* [What you should do]: All entries are to be given again verbatim.

——

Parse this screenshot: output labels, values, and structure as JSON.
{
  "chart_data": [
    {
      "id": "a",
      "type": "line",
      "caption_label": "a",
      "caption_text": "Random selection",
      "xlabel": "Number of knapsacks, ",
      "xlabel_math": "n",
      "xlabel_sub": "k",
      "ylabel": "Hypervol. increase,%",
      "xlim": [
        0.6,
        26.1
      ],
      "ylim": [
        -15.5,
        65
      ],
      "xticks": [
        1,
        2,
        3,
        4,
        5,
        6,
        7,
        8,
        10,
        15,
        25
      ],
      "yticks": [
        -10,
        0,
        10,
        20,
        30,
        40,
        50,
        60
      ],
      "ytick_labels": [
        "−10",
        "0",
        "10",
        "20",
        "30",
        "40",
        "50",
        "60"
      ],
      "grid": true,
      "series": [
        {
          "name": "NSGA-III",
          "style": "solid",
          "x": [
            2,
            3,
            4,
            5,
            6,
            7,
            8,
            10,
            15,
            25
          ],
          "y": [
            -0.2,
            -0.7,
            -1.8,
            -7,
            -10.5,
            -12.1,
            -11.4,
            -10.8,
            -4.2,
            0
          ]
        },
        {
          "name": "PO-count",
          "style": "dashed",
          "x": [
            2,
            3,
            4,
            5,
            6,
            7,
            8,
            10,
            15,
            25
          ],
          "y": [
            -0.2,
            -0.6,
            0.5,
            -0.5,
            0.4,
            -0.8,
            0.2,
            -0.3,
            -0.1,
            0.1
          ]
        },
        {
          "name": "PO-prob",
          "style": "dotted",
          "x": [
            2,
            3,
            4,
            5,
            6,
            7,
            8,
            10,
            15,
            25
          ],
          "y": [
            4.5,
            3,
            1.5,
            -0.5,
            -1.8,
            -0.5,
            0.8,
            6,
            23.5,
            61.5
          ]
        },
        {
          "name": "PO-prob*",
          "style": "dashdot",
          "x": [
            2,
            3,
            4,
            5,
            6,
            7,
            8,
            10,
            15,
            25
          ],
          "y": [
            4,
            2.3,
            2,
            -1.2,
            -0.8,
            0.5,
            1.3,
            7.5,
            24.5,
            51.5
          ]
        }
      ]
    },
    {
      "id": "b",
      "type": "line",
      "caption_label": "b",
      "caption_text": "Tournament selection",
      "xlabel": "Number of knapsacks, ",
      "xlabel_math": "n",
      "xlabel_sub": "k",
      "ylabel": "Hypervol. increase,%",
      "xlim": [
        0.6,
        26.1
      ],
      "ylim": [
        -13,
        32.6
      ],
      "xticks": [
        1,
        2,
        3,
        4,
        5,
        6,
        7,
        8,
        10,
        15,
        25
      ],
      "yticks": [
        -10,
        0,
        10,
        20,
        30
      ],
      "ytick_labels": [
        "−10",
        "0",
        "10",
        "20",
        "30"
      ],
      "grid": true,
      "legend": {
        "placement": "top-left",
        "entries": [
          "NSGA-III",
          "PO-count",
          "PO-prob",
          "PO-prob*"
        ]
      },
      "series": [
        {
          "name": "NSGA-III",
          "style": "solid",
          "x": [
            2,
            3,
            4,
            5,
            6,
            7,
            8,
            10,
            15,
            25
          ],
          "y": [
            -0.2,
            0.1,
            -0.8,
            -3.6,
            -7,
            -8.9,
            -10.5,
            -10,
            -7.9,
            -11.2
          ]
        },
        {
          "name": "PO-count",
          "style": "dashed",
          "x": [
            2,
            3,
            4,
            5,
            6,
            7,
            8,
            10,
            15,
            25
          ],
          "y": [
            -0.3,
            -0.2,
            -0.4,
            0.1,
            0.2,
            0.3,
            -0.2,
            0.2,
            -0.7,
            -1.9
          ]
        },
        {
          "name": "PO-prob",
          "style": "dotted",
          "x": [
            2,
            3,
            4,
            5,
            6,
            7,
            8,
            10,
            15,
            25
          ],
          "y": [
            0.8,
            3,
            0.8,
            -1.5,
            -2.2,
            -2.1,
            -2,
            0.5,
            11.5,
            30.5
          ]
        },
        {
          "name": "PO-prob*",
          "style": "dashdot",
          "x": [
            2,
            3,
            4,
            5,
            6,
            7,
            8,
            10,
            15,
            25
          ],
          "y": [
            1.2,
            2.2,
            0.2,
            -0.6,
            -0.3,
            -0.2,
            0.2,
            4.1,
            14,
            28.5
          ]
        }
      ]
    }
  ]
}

——

* [Result of this exercise]:
Parse this screenshot: output labels, values, and structure as JSON.
{
  "chart_data": [
    {
      "id": "a",
      "type": "line",
      "caption_label": "a",
      "caption_text": "Random selection",
      "xlabel": "Number of knapsacks, ",
      "xlabel_math": "n",
      "xlabel_sub": "k",
      "ylabel": "Hypervol. increase,%",
      "xlim": [
        0.6,
        26.1
      ],
      "ylim": [
        -15.5,
        65
      ],
      "xticks": [
        1,
        2,
        3,
        4,
        5,
        6,
        7,
        8,
        10,
        15,
        25
      ],
      "yticks": [
        -10,
        0,
        10,
        20,
        30,
        40,
        50,
        60
      ],
      "ytick_labels": [
        "−10",
        "0",
        "10",
        "20",
        "30",
        "40",
        "50",
        "60"
      ],
      "grid": true,
      "series": [
        {
          "name": "NSGA-III",
          "style": "solid",
          "x": [
            2,
            3,
            4,
            5,
            6,
            7,
            8,
            10,
            15,
            25
          ],
          "y": [
            -0.2,
            -0.7,
            -1.8,
            -7,
            -10.5,
            -12.1,
            -11.4,
            -10.8,
            -4.2,
            0
          ]
        },
        {
          "name": "PO-count",
          "style": "dashed",
          "x": [
            2,
            3,
            4,
            5,
            6,
            7,
            8,
            10,
            15,
            25
          ],
          "y": [
            -0.2,
            -0.6,
            0.5,
            -0.5,
            0.4,
            -0.8,
            0.2,
            -0.3,
            -0.1,
            0.1
          ]
        },
        {
          "name": "PO-prob",
          "style": "dotted",
          "x": [
            2,
            3,
            4,
            5,
            6,
            7,
            8,
            10,
            15,
            25
          ],
          "y": [
            4.5,
            3,
            1.5,
            -0.5,
            -1.8,
            -0.5,
            0.8,
            6,
            23.5,
            61.5
          ]
        },
        {
          "name": "PO-prob*",
          "style": "dashdot",
          "x": [
            2,
            3,
            4,
            5,
            6,
            7,
            8,
            10,
            15,
            25
          ],
          "y": [
            4,
            2.3,
            2,
            -1.2,
            -0.8,
            0.5,
            1.3,
            7.5,
            24.5,
            51.5
          ]
        }
      ]
    },
    {
      "id": "b",
      "type": "line",
      "caption_label": "b",
      "caption_text": "Tournament selection",
      "xlabel": "Number of knapsacks, ",
      "xlabel_math": "n",
      "xlabel_sub": "k",
      "ylabel": "Hypervol. increase,%",
      "xlim": [
        0.6,
        26.1
      ],
      "ylim": [
        -13,
        32.6
      ],
      "xticks": [
        1,
        2,
        3,
        4,
        5,
        6,
        7,
        8,
        10,
        15,
        25
      ],
      "yticks": [
        -10,
        0,
        10,
        20,
        30
      ],
      "ytick_labels": [
        "−10",
        "0",
        "10",
        "20",
        "30"
      ],
      "grid": true,
      "legend": {
        "placement": "top-left",
        "entries": [
          "NSGA-III",
          "PO-count",
          "PO-prob",
          "PO-prob*"
        ]
      },
      "series": [
        {
          "name": "NSGA-III",
          "style": "solid",
          "x": [
            2,
            3,
            4,
            5,
            6,
            7,
            8,
            10,
            15,
            25
          ],
          "y": [
            -0.2,
            0.1,
            -0.8,
            -3.6,
            -7,
            -8.9,
            -10.5,
            -10,
            -7.9,
            -11.2
          ]
        },
        {
          "name": "PO-count",
          "style": "dashed",
          "x": [
            2,
            3,
            4,
            5,
            6,
            7,
            8,
            10,
            15,
            25
          ],
          "y": [
            -0.3,
            -0.2,
            -0.4,
            0.1,
            0.2,
            0.3,
            -0.2,
            0.2,
            -0.7,
            -1.9
          ]
        },
        {
          "name": "PO-prob",
          "style": "dotted",
          "x": [
            2,
            3,
            4,
            5,
            6,
            7,
            8,
            10,
            15,
            25
          ],
          "y": [
            0.8,
            3,
            0.8,
            -1.5,
            -2.2,
            -2.1,
            -2,
            0.5,
            11.5,
            30.5
          ]
        },
        {
          "name": "PO-prob*",
          "style": "dashdot",
          "x": [
            2,
            3,
            4,
            5,
            6,
            7,
            8,
            10,
            15,
            25
          ],
          "y": [
            1.2,
            2.2,
            0.2,
            -0.6,
            -0.3,
            -0.2,
            0.2,
            4.1,
            14,
            28.5
          ]
        }
      ]
    }
  ]
}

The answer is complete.